- **Your goal**
Go through the entries and count the lines with the string "Analysis" in them. Give only that number.

- **Supplied information**
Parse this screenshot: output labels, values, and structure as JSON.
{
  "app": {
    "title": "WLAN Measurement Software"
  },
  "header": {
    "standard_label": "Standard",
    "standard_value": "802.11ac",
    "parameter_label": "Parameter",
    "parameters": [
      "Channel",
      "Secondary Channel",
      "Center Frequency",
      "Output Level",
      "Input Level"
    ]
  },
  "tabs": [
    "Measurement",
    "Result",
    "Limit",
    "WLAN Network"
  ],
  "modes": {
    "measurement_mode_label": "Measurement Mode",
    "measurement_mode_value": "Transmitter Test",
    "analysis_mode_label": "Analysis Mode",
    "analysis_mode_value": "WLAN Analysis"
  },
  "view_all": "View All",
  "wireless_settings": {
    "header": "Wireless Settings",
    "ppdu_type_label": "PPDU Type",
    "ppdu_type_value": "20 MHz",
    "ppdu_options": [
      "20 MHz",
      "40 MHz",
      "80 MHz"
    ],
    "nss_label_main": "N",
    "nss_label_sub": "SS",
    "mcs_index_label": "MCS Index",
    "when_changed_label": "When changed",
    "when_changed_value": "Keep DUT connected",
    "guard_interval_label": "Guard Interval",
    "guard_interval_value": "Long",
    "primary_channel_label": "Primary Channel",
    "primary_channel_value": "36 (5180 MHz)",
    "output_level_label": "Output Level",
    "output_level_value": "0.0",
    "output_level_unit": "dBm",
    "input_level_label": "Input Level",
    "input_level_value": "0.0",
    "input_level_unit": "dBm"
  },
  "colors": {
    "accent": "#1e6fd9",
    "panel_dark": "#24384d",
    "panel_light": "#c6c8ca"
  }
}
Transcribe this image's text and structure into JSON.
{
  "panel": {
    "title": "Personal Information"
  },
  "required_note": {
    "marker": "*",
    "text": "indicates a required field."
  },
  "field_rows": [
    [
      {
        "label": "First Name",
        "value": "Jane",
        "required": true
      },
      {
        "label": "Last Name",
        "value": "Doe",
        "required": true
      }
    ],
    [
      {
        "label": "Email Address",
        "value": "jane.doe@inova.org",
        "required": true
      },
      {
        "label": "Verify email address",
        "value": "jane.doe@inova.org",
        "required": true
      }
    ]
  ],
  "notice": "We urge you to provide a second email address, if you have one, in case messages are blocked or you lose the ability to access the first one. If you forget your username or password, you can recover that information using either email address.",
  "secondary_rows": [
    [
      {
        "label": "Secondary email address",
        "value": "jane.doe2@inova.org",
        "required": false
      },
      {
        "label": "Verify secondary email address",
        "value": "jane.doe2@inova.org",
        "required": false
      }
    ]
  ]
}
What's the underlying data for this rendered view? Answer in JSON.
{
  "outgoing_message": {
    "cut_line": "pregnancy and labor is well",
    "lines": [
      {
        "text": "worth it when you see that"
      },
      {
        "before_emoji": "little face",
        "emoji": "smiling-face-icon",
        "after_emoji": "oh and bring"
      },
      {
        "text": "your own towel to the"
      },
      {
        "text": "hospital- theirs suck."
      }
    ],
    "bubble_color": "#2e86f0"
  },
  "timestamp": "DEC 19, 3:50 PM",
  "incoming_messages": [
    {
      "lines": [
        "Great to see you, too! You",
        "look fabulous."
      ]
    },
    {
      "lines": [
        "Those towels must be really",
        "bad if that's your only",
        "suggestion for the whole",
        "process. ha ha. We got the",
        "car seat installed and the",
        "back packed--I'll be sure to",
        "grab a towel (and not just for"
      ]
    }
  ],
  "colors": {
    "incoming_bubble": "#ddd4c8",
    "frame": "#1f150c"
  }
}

- **Task answer**
2